WRITTEN EXERCISE:
Across the data below, how many lines hold "cette"? Answer with that number and nothing else.

* * * *

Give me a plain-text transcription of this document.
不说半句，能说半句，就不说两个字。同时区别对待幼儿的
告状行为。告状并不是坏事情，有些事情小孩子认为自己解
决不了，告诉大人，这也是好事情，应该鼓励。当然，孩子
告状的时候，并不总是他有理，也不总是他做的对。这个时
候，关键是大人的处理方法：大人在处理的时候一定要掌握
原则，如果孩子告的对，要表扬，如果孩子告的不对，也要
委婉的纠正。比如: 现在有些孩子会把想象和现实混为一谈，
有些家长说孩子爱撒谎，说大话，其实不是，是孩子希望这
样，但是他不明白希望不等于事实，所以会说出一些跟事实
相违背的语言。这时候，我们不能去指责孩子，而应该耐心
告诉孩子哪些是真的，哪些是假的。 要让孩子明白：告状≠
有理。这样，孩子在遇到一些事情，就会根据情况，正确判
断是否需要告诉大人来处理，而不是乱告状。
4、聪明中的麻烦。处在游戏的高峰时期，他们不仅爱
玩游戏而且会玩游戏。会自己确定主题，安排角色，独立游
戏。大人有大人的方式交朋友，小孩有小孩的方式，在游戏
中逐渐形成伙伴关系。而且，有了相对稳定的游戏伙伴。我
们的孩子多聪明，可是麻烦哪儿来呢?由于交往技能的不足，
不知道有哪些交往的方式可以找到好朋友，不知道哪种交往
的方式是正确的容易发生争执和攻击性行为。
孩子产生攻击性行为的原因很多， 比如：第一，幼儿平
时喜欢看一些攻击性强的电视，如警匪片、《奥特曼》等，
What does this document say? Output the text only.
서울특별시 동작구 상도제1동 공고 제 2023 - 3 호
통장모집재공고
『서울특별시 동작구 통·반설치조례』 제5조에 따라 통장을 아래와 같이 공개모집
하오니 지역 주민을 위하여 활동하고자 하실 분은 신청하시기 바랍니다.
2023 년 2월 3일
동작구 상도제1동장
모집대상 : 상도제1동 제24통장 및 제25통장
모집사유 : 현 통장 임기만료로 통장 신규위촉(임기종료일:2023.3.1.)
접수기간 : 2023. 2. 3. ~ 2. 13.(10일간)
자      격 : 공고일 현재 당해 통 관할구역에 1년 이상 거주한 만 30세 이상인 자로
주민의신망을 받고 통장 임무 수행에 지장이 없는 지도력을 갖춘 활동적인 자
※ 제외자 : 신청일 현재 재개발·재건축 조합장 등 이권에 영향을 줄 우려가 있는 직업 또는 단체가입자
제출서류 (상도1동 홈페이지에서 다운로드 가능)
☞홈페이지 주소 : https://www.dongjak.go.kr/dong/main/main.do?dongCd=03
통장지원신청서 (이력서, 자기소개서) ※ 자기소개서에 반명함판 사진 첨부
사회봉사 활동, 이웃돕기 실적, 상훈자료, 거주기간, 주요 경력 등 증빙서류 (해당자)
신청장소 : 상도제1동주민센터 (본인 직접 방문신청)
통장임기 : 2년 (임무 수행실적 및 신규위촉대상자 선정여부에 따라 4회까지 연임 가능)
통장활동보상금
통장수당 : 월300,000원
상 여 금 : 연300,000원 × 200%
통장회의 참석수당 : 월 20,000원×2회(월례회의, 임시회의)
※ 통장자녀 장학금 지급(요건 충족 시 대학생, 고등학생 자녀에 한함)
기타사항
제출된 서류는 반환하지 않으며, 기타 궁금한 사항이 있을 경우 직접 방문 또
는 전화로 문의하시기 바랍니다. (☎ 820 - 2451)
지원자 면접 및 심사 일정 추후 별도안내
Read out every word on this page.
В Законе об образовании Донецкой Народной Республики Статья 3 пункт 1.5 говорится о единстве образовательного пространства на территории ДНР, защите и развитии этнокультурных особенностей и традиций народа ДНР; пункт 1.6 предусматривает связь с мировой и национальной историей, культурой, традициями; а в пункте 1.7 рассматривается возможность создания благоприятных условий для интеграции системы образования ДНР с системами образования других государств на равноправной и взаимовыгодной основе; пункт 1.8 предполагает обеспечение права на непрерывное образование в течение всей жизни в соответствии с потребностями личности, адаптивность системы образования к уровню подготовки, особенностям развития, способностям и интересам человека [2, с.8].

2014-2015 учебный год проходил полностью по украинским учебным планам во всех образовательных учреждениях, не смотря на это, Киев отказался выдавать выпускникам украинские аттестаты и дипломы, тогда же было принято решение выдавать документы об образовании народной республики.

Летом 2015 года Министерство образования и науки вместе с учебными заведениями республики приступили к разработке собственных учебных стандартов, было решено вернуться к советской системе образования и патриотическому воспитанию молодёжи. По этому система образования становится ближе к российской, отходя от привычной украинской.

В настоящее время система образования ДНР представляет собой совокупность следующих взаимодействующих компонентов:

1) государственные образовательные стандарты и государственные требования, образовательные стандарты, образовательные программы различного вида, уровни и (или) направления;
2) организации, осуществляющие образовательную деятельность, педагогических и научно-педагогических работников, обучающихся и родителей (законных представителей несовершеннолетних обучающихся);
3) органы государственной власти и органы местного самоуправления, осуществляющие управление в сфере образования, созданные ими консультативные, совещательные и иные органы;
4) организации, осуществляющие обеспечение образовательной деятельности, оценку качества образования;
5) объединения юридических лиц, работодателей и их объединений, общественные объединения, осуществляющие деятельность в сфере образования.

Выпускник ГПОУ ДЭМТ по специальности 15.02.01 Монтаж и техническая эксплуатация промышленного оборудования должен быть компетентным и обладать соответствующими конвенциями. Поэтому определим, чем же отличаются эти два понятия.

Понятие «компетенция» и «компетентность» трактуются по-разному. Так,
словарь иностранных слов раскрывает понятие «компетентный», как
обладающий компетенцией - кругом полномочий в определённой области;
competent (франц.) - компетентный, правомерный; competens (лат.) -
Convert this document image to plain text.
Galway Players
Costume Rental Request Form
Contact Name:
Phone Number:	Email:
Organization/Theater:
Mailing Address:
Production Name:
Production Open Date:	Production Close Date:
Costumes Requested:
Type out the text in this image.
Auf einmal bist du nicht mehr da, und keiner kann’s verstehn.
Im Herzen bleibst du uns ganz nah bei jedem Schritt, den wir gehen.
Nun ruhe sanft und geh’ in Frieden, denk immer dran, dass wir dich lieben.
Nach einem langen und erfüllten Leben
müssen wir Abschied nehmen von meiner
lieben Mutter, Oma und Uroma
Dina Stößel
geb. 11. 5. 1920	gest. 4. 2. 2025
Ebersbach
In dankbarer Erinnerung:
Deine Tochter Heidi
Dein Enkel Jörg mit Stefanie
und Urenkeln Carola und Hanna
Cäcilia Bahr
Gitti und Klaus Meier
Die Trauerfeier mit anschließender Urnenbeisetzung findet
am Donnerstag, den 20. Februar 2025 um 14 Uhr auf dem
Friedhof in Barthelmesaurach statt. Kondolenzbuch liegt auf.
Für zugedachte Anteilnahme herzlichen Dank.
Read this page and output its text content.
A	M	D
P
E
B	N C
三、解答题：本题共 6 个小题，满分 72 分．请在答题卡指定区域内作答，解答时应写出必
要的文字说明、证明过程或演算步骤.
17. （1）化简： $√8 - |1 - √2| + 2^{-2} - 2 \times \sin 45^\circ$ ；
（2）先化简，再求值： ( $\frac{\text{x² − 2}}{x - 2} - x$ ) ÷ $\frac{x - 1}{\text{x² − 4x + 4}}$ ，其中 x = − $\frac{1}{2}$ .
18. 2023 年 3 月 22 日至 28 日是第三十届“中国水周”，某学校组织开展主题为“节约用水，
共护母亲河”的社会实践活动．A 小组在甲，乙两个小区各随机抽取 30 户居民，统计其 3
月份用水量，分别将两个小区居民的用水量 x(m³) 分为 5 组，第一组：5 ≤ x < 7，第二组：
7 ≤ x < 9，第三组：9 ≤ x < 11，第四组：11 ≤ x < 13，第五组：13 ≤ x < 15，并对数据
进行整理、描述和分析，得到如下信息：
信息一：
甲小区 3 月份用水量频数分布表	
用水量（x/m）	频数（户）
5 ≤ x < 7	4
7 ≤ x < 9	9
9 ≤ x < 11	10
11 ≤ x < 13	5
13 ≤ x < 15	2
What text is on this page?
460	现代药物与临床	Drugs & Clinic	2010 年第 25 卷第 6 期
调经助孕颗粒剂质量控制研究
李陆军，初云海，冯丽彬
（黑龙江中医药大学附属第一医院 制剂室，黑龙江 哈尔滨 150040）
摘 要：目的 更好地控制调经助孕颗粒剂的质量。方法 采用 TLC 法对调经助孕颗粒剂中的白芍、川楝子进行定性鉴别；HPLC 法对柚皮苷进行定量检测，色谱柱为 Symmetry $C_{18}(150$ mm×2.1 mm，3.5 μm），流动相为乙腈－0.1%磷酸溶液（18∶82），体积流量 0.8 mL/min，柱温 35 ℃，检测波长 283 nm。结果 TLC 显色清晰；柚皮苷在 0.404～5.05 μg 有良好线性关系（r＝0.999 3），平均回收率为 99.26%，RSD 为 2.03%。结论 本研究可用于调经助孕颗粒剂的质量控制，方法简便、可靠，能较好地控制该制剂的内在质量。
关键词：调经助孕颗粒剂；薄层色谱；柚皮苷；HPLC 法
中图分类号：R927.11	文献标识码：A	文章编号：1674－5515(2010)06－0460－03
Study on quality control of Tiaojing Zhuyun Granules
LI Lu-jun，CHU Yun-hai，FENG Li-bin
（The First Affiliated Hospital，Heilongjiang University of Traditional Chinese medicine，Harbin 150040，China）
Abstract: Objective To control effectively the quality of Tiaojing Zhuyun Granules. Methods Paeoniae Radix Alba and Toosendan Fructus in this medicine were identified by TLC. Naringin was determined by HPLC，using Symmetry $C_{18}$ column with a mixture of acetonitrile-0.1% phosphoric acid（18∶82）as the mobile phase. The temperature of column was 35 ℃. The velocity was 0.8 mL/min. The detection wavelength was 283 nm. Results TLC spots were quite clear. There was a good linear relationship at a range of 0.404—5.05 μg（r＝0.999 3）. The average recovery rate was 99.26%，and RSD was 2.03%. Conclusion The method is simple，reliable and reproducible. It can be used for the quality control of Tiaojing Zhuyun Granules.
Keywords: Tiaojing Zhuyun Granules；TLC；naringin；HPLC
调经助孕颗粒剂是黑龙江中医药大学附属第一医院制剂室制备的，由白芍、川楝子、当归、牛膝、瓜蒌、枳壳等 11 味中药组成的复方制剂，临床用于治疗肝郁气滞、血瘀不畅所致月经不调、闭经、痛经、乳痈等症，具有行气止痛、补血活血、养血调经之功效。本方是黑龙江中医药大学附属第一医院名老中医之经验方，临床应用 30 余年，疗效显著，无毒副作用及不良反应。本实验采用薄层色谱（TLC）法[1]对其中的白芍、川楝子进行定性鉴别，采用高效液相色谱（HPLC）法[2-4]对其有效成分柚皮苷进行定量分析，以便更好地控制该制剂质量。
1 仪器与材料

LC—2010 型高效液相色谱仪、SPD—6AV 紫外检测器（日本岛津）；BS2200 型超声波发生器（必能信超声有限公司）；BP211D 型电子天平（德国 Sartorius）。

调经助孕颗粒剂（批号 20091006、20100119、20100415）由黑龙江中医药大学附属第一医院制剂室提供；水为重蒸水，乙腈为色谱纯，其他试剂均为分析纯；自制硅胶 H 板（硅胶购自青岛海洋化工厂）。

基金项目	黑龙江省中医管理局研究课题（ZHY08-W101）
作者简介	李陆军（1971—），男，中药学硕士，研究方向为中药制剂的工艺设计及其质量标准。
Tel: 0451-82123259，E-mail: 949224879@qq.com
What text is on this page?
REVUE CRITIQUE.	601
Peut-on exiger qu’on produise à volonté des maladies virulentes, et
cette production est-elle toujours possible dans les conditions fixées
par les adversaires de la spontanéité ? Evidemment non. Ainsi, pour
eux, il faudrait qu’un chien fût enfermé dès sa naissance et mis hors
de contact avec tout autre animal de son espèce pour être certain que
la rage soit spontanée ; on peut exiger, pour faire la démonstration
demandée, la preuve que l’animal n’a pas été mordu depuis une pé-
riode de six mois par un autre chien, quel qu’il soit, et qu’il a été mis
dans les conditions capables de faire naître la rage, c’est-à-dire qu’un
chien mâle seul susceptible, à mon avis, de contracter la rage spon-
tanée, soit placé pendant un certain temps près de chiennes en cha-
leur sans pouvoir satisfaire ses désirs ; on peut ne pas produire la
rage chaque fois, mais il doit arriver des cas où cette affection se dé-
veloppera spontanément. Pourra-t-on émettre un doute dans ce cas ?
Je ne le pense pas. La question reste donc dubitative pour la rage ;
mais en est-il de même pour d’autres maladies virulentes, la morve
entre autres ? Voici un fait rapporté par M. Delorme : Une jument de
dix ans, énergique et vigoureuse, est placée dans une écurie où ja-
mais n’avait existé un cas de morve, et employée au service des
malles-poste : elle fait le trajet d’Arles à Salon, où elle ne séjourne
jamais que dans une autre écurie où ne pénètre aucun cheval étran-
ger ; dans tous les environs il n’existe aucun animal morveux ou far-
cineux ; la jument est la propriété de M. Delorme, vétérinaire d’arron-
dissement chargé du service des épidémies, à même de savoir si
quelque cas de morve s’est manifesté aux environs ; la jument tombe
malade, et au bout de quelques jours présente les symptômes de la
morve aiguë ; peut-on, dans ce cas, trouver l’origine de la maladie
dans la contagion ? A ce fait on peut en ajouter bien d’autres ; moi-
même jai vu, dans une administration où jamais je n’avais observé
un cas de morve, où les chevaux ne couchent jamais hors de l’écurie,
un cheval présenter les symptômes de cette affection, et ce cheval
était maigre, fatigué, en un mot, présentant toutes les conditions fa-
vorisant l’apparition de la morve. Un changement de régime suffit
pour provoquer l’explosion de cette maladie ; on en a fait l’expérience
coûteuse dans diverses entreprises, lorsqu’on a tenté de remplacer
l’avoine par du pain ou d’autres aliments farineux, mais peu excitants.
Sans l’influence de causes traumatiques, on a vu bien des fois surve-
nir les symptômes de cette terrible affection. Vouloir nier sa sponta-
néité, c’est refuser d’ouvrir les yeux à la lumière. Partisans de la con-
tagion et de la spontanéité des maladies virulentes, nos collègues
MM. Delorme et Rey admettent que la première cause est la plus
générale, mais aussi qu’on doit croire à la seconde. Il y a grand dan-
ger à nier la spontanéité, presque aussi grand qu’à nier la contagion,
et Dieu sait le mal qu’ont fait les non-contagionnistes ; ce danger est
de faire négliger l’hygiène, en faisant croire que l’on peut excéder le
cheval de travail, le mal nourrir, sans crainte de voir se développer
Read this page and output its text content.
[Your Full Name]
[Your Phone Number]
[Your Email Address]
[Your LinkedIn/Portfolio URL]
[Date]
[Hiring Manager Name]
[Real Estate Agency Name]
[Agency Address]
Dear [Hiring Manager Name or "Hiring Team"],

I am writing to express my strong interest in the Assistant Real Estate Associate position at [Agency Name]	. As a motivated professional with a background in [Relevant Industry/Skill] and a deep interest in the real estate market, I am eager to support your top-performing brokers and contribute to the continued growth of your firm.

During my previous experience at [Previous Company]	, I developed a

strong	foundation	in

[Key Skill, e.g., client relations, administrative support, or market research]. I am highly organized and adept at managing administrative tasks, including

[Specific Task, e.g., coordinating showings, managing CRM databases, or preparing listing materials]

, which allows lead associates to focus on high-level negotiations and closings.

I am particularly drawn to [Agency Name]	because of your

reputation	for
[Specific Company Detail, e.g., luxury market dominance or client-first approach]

* * * *

RESPONSE FOR THIS EXERCISE:
5